◆ Written exercise:
Reproduce each line of the listing exactly.

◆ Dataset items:
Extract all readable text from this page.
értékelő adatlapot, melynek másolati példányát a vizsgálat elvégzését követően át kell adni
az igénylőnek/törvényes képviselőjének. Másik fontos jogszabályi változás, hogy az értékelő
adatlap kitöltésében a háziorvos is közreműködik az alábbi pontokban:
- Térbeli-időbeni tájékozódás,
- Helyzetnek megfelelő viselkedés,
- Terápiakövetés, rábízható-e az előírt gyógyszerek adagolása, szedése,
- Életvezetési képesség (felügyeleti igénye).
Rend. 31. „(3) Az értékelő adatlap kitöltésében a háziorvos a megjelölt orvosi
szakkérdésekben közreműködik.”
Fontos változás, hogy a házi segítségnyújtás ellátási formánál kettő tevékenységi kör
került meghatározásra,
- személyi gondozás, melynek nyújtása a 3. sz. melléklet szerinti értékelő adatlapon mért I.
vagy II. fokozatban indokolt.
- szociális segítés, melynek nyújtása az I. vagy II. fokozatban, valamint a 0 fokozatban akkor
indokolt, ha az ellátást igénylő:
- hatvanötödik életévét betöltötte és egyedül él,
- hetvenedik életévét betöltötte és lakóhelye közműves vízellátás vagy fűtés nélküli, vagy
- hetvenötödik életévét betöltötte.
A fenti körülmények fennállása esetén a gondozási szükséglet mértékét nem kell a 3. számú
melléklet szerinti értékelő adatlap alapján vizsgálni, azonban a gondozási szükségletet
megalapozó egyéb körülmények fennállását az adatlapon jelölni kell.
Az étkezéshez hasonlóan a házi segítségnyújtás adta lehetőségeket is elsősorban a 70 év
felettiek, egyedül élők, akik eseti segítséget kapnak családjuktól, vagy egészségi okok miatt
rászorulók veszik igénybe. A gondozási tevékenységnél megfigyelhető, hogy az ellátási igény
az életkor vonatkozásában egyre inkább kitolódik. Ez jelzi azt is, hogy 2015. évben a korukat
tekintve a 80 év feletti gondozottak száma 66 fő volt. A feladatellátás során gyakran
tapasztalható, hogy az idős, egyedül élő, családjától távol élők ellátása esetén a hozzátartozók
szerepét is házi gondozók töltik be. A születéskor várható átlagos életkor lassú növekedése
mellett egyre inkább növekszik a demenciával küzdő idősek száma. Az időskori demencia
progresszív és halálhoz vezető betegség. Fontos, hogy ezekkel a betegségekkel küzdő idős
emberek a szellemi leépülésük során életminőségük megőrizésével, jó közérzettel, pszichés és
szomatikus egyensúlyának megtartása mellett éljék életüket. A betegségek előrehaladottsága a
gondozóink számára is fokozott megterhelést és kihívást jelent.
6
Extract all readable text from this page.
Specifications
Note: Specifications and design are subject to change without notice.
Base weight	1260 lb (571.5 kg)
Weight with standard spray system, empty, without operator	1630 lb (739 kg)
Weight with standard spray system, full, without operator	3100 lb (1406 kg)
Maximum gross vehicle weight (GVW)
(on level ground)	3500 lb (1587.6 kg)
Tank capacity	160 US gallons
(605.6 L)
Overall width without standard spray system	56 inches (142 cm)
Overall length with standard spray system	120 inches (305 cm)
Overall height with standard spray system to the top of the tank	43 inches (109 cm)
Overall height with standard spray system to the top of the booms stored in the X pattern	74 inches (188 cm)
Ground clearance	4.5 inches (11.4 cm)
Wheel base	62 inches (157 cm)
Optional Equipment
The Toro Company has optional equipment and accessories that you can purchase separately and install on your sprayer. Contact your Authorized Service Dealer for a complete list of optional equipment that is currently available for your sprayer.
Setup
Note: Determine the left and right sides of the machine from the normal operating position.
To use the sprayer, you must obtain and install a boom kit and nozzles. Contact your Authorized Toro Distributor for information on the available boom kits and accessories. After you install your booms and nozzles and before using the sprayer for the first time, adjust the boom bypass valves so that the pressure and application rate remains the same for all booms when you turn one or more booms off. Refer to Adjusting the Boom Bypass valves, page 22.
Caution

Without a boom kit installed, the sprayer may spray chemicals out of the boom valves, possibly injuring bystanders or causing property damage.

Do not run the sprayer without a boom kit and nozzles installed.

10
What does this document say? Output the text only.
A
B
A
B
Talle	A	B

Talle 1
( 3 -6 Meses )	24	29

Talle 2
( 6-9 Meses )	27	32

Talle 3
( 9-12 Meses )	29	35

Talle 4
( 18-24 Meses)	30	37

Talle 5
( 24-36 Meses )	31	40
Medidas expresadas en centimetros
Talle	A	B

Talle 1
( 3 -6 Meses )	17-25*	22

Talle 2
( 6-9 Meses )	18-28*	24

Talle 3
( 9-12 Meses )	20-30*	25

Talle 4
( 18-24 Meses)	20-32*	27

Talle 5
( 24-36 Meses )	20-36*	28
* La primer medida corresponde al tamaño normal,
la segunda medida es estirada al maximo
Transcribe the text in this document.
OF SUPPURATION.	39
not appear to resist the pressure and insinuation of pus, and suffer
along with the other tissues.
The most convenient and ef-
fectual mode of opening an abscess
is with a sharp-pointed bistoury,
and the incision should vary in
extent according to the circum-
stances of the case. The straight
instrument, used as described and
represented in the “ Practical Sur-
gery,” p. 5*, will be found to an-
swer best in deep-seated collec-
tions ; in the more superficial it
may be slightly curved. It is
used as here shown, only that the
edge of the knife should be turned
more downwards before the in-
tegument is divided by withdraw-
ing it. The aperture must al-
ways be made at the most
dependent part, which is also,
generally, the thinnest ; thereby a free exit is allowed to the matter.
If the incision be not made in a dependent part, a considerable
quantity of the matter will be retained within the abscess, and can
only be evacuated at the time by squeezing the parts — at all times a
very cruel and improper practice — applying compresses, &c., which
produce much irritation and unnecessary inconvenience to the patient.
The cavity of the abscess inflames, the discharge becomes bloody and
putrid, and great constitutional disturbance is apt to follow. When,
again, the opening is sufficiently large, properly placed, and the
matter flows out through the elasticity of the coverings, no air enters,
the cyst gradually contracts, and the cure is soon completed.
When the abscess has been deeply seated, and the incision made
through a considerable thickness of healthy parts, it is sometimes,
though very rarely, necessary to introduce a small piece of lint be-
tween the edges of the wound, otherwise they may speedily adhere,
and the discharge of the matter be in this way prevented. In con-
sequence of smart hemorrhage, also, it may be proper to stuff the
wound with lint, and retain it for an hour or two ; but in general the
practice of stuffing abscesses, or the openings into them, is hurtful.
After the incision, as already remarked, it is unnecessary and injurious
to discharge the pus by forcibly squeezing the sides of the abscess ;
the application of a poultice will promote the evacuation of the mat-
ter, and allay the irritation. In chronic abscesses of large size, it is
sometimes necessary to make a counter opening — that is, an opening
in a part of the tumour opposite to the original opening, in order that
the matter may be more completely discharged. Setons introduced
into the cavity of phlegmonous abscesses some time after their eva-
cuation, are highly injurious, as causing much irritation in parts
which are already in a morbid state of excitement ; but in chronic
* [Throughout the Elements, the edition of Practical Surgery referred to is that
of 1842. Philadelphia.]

◆ Output for this task:
Extract all readable text from this page.
értékelő adatlapot, melynek másolati példányát a vizsgálat elvégzését követően át kell adni
az igénylőnek/törvényes képviselőjének. Másik fontos jogszabályi változás, hogy az értékelő
adatlap kitöltésében a háziorvos is közreműködik az alábbi pontokban:
- Térbeli-időbeni tájékozódás,
- Helyzetnek megfelelő viselkedés,
- Terápiakövetés, rábízható-e az előírt gyógyszerek adagolása, szedése,
- Életvezetési képesség (felügyeleti igénye).
Rend. 31. „(3) Az értékelő adatlap kitöltésében a háziorvos a megjelölt orvosi
szakkérdésekben közreműködik.”
Fontos változás, hogy a házi segítségnyújtás ellátási formánál kettő tevékenységi kör
került meghatározásra,
- személyi gondozás, melynek nyújtása a 3. sz. melléklet szerinti értékelő adatlapon mért I.
vagy II. fokozatban indokolt.
- szociális segítés, melynek nyújtása az I. vagy II. fokozatban, valamint a 0 fokozatban akkor
indokolt, ha az ellátást igénylő:
- hatvanötödik életévét betöltötte és egyedül él,
- hetvenedik életévét betöltötte és lakóhelye közműves vízellátás vagy fűtés nélküli, vagy
- hetvenötödik életévét betöltötte.
A fenti körülmények fennállása esetén a gondozási szükséglet mértékét nem kell a 3. számú
melléklet szerinti értékelő adatlap alapján vizsgálni, azonban a gondozási szükségletet
megalapozó egyéb körülmények fennállását az adatlapon jelölni kell.
Az étkezéshez hasonlóan a házi segítségnyújtás adta lehetőségeket is elsősorban a 70 év
felettiek, egyedül élők, akik eseti segítséget kapnak családjuktól, vagy egészségi okok miatt
rászorulók veszik igénybe. A gondozási tevékenységnél megfigyelhető, hogy az ellátási igény
az életkor vonatkozásában egyre inkább kitolódik. Ez jelzi azt is, hogy 2015. évben a korukat
tekintve a 80 év feletti gondozottak száma 66 fő volt. A feladatellátás során gyakran
tapasztalható, hogy az idős, egyedül élő, családjától távol élők ellátása esetén a hozzátartozók
szerepét is házi gondozók töltik be. A születéskor várható átlagos életkor lassú növekedése
mellett egyre inkább növekszik a demenciával küzdő idősek száma. Az időskori demencia
progresszív és halálhoz vezető betegség. Fontos, hogy ezekkel a betegségekkel küzdő idős
emberek a szellemi leépülésük során életminőségük megőrizésével, jó közérzettel, pszichés és
szomatikus egyensúlyának megtartása mellett éljék életüket. A betegségek előrehaladottsága a
gondozóink számára is fokozott megterhelést és kihívást jelent.
6
Extract all readable text from this page.
Specifications
Note: Specifications and design are subject to change without notice.
Base weight	1260 lb (571.5 kg)
Weight with standard spray system, empty, without operator	1630 lb (739 kg)
Weight with standard spray system, full, without operator	3100 lb (1406 kg)
Maximum gross vehicle weight (GVW)
(on level ground)	3500 lb (1587.6 kg)
Tank capacity	160 US gallons
(605.6 L)
Overall width without standard spray system	56 inches (142 cm)
Overall length with standard spray system	120 inches (305 cm)
Overall height with standard spray system to the top of the tank	43 inches (109 cm)
Overall height with standard spray system to the top of the booms stored in the X pattern	74 inches (188 cm)
Ground clearance	4.5 inches (11.4 cm)
Wheel base	62 inches (157 cm)
Optional Equipment
The Toro Company has optional equipment and accessories that you can purchase separately and install on your sprayer. Contact your Authorized Service Dealer for a complete list of optional equipment that is currently available for your sprayer.
Setup
Note: Determine the left and right sides of the machine from the normal operating position.
To use the sprayer, you must obtain and install a boom kit and nozzles. Contact your Authorized Toro Distributor for information on the available boom kits and accessories. After you install your booms and nozzles and before using the sprayer for the first time, adjust the boom bypass valves so that the pressure and application rate remains the same for all booms when you turn one or more booms off. Refer to Adjusting the Boom Bypass valves, page 22.
Caution

Without a boom kit installed, the sprayer may spray chemicals out of the boom valves, possibly injuring bystanders or causing property damage.

Do not run the sprayer without a boom kit and nozzles installed.

10
What does this document say? Output the text only.
A
B
A
B
Talle	A	B

Talle 1
( 3 -6 Meses )	24	29

Talle 2
( 6-9 Meses )	27	32

Talle 3
( 9-12 Meses )	29	35

Talle 4
( 18-24 Meses)	30	37

Talle 5
( 24-36 Meses )	31	40
Medidas expresadas en centimetros
Talle	A	B

Talle 1
( 3 -6 Meses )	17-25*	22

Talle 2
( 6-9 Meses )	18-28*	24

Talle 3
( 9-12 Meses )	20-30*	25

Talle 4
( 18-24 Meses)	20-32*	27

Talle 5
( 24-36 Meses )	20-36*	28
* La primer medida corresponde al tamaño normal,
la segunda medida es estirada al maximo
Transcribe the text in this document.
OF SUPPURATION.	39
not appear to resist the pressure and insinuation of pus, and suffer
along with the other tissues.
The most convenient and ef-
fectual mode of opening an abscess
is with a sharp-pointed bistoury,
and the incision should vary in
extent according to the circum-
stances of the case. The straight
instrument, used as described and
represented in the “ Practical Sur-
gery,” p. 5*, will be found to an-
swer best in deep-seated collec-
tions ; in the more superficial it
may be slightly curved. It is
used as here shown, only that the
edge of the knife should be turned
more downwards before the in-
tegument is divided by withdraw-
ing it. The aperture must al-
ways be made at the most
dependent part, which is also,
generally, the thinnest ; thereby a free exit is allowed to the matter.
If the incision be not made in a dependent part, a considerable
quantity of the matter will be retained within the abscess, and can
only be evacuated at the time by squeezing the parts — at all times a
very cruel and improper practice — applying compresses, &c., which
produce much irritation and unnecessary inconvenience to the patient.
The cavity of the abscess inflames, the discharge becomes bloody and
putrid, and great constitutional disturbance is apt to follow. When,
again, the opening is sufficiently large, properly placed, and the
matter flows out through the elasticity of the coverings, no air enters,
the cyst gradually contracts, and the cure is soon completed.
When the abscess has been deeply seated, and the incision made
through a considerable thickness of healthy parts, it is sometimes,
though very rarely, necessary to introduce a small piece of lint be-
tween the edges of the wound, otherwise they may speedily adhere,
and the discharge of the matter be in this way prevented. In con-
sequence of smart hemorrhage, also, it may be proper to stuff the
wound with lint, and retain it for an hour or two ; but in general the
practice of stuffing abscesses, or the openings into them, is hurtful.
After the incision, as already remarked, it is unnecessary and injurious
to discharge the pus by forcibly squeezing the sides of the abscess ;
the application of a poultice will promote the evacuation of the mat-
ter, and allay the irritation. In chronic abscesses of large size, it is
sometimes necessary to make a counter opening — that is, an opening
in a part of the tumour opposite to the original opening, in order that
the matter may be more completely discharged. Setons introduced
into the cavity of phlegmonous abscesses some time after their eva-
cuation, are highly injurious, as causing much irritation in parts
which are already in a morbid state of excitement ; but in chronic
* [Throughout the Elements, the edition of Practical Surgery referred to is that
of 1842. Philadelphia.]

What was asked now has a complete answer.